▸ **What the exercise asks**
Your task is to transcribe all the entries exactly, excluding pictures.

--- Start Available data ---

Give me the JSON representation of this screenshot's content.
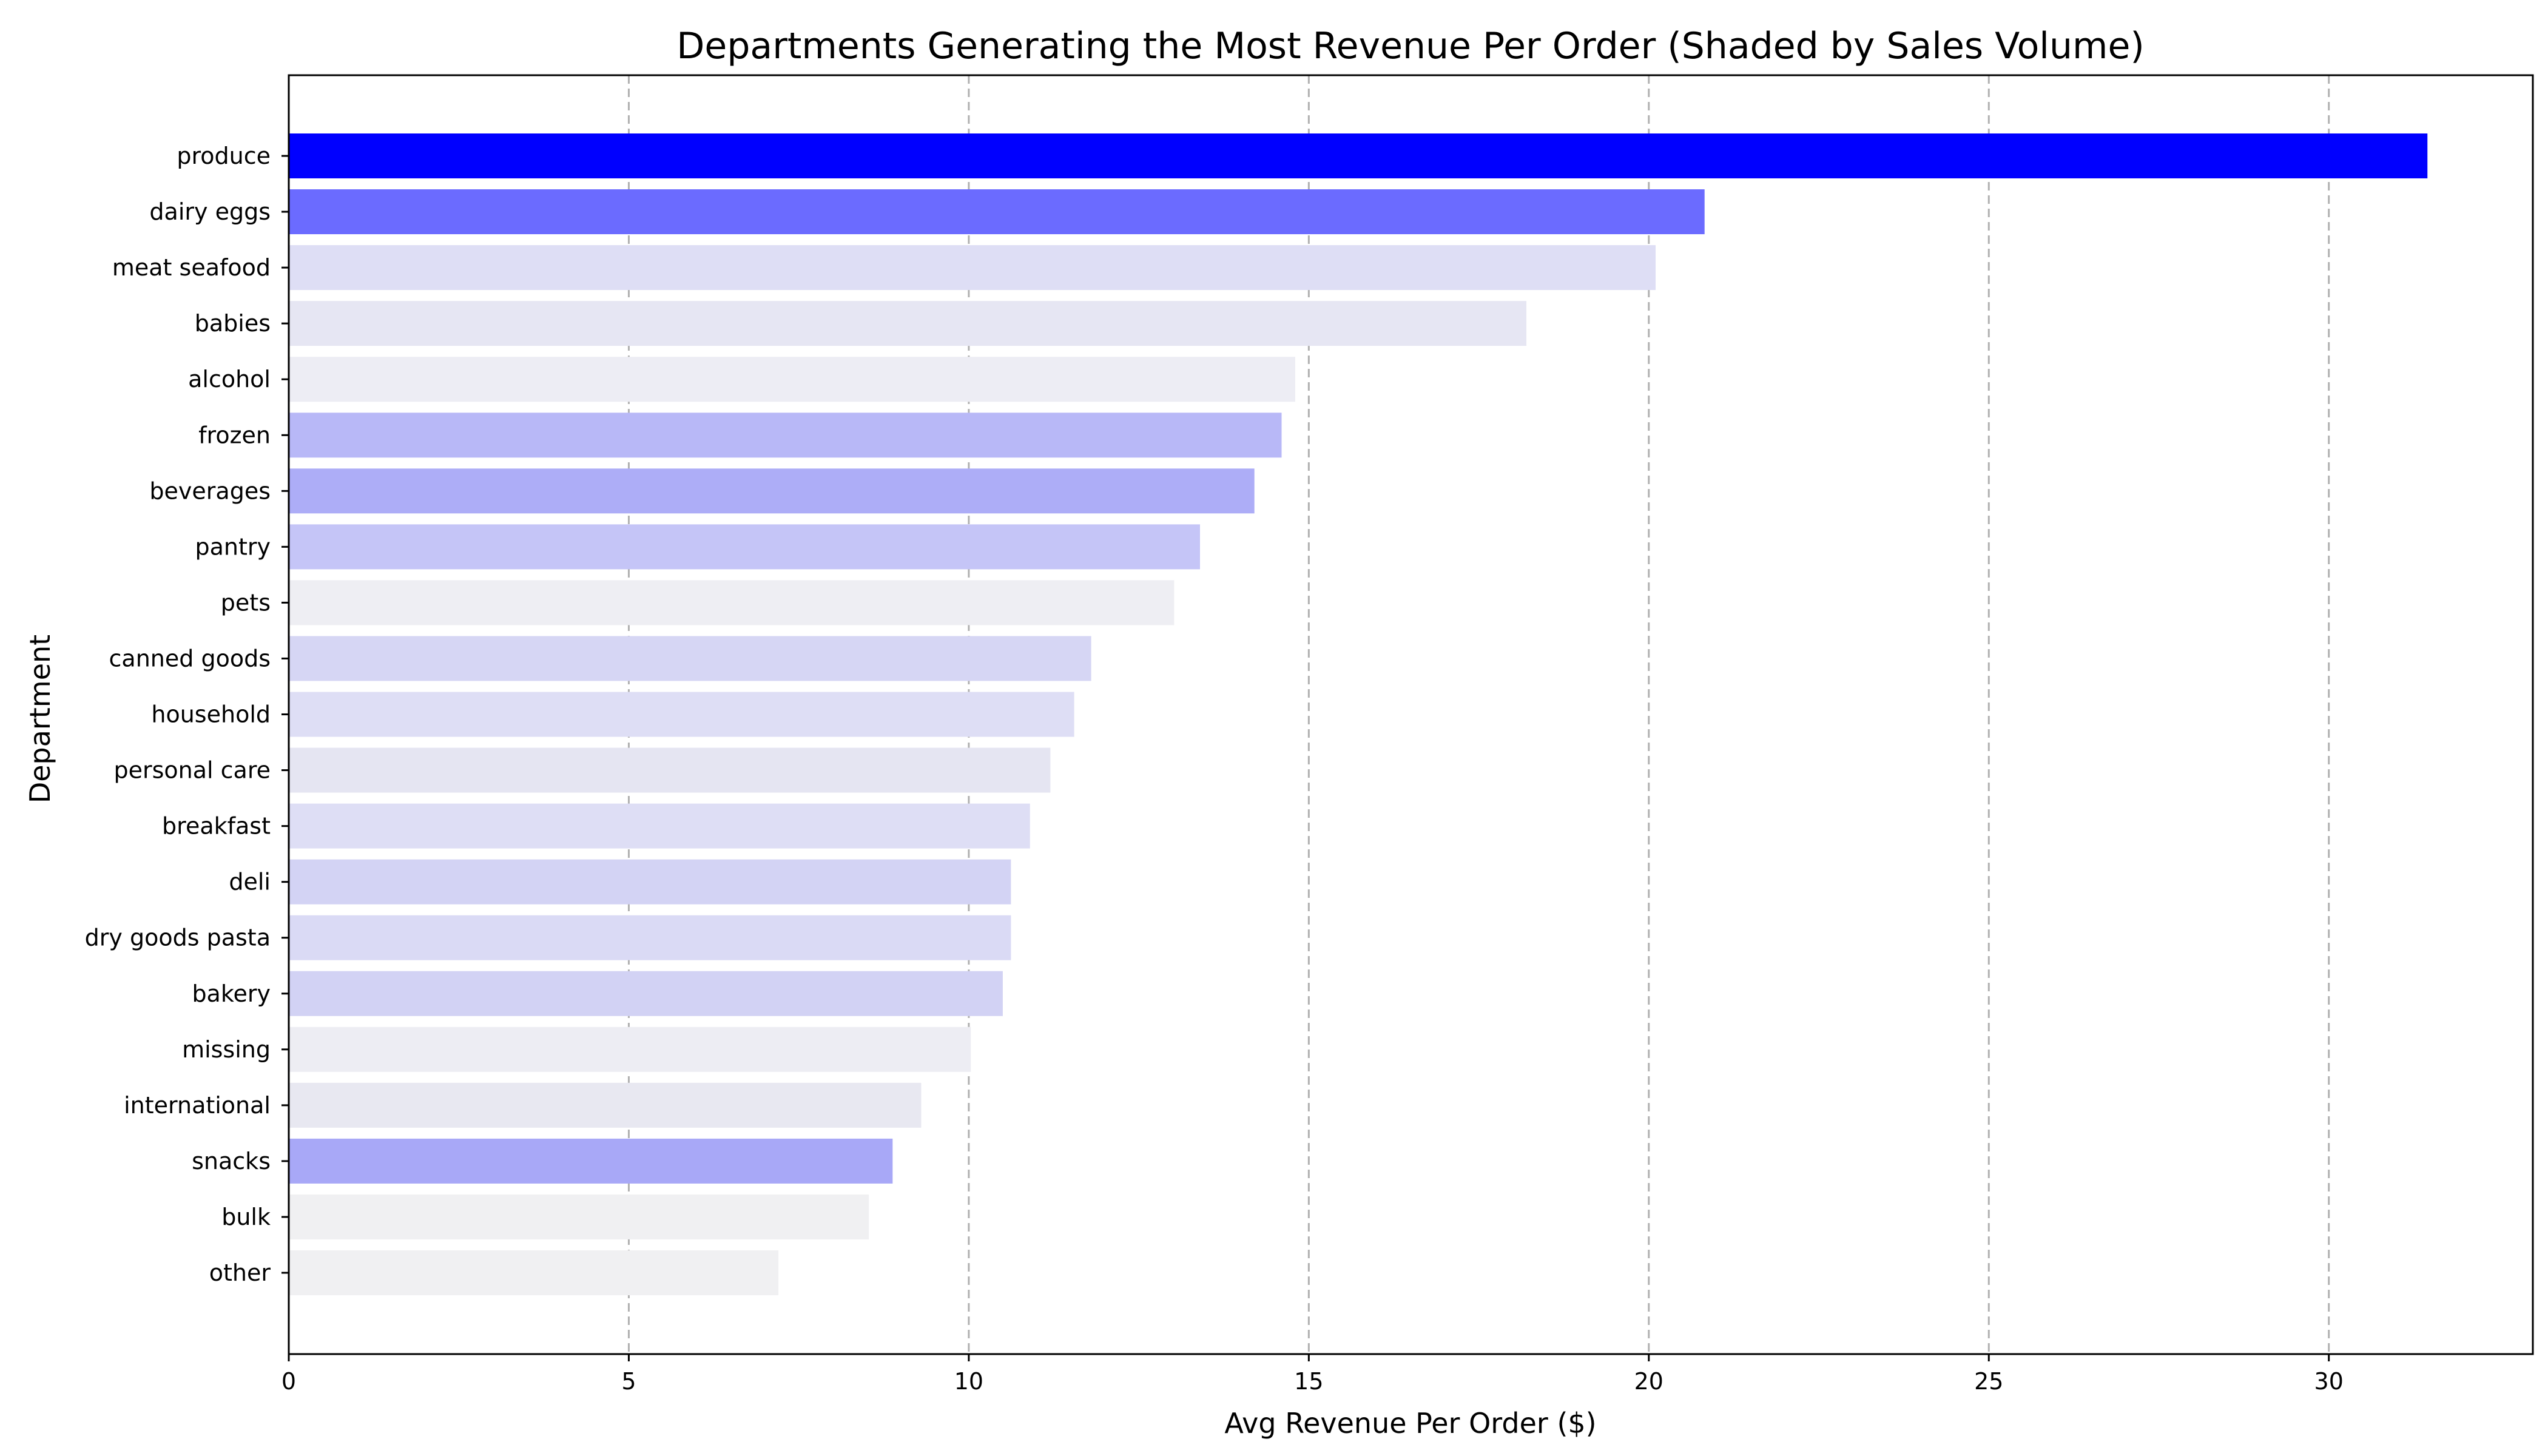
{
  "chart_data": {
    "type": "bar",
    "orientation": "horizontal",
    "title": "Departments Generating the Most Revenue Per Order (Shaded by Sales Volume)",
    "xlabel": "Avg Revenue Per Order ($)",
    "ylabel": "Department",
    "xlim": [
      0,
      33
    ],
    "xticks": [
      0,
      5,
      10,
      15,
      20,
      25,
      30
    ],
    "grid": "x-axis dashed",
    "categories": [
      "produce",
      "dairy eggs",
      "meat seafood",
      "babies",
      "alcohol",
      "frozen",
      "beverages",
      "pantry",
      "pets",
      "canned goods",
      "household",
      "personal care",
      "breakfast",
      "deli",
      "dry goods pasta",
      "bakery",
      "missing",
      "international",
      "snacks",
      "bulk",
      "other"
    ],
    "values": [
      31.45,
      20.82,
      20.1,
      18.2,
      14.8,
      14.6,
      14.2,
      13.4,
      13.02,
      11.8,
      11.55,
      11.2,
      10.9,
      10.62,
      10.62,
      10.5,
      10.03,
      9.3,
      8.88,
      8.53,
      7.2
    ],
    "colors": [
      "#0000ff",
      "#6b6bff",
      "#dedef5",
      "#e6e6f3",
      "#ededf4",
      "#b8b8f7",
      "#adadf7",
      "#c5c5f7",
      "#eeeef3",
      "#d6d6f4",
      "#dedef5",
      "#e5e5f2",
      "#dedef5",
      "#d3d3f4",
      "#dadaf5",
      "#d2d2f4",
      "#ededf3",
      "#e8e8f1",
      "#a8a8f7",
      "#f0f0f2",
      "#f0f0f2"
    ]
  }
}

--- End Available data ---

▸ **Result of the exercise**
Give me the JSON representation of this screenshot's content.
{
  "chart_data": {
    "type": "bar",
    "orientation": "horizontal",
    "title": "Departments Generating the Most Revenue Per Order (Shaded by Sales Volume)",
    "xlabel": "Avg Revenue Per Order ($)",
    "ylabel": "Department",
    "xlim": [
      0,
      33
    ],
    "xticks": [
      0,
      5,
      10,
      15,
      20,
      25,
      30
    ],
    "grid": "x-axis dashed",
    "categories": [
      "produce",
      "dairy eggs",
      "meat seafood",
      "babies",
      "alcohol",
      "frozen",
      "beverages",
      "pantry",
      "pets",
      "canned goods",
      "household",
      "personal care",
      "breakfast",
      "deli",
      "dry goods pasta",
      "bakery",
      "missing",
      "international",
      "snacks",
      "bulk",
      "other"
    ],
    "values": [
      31.45,
      20.82,
      20.1,
      18.2,
      14.8,
      14.6,
      14.2,
      13.4,
      13.02,
      11.8,
      11.55,
      11.2,
      10.9,
      10.62,
      10.62,
      10.5,
      10.03,
      9.3,
      8.88,
      8.53,
      7.2
    ],
    "colors": [
      "#0000ff",
      "#6b6bff",
      "#dedef5",
      "#e6e6f3",
      "#ededf4",
      "#b8b8f7",
      "#adadf7",
      "#c5c5f7",
      "#eeeef3",
      "#d6d6f4",
      "#dedef5",
      "#e5e5f2",
      "#dedef5",
      "#d3d3f4",
      "#dadaf5",
      "#d2d2f4",
      "#ededf3",
      "#e8e8f1",
      "#a8a8f7",
      "#f0f0f2",
      "#f0f0f2"
    ]
  }
}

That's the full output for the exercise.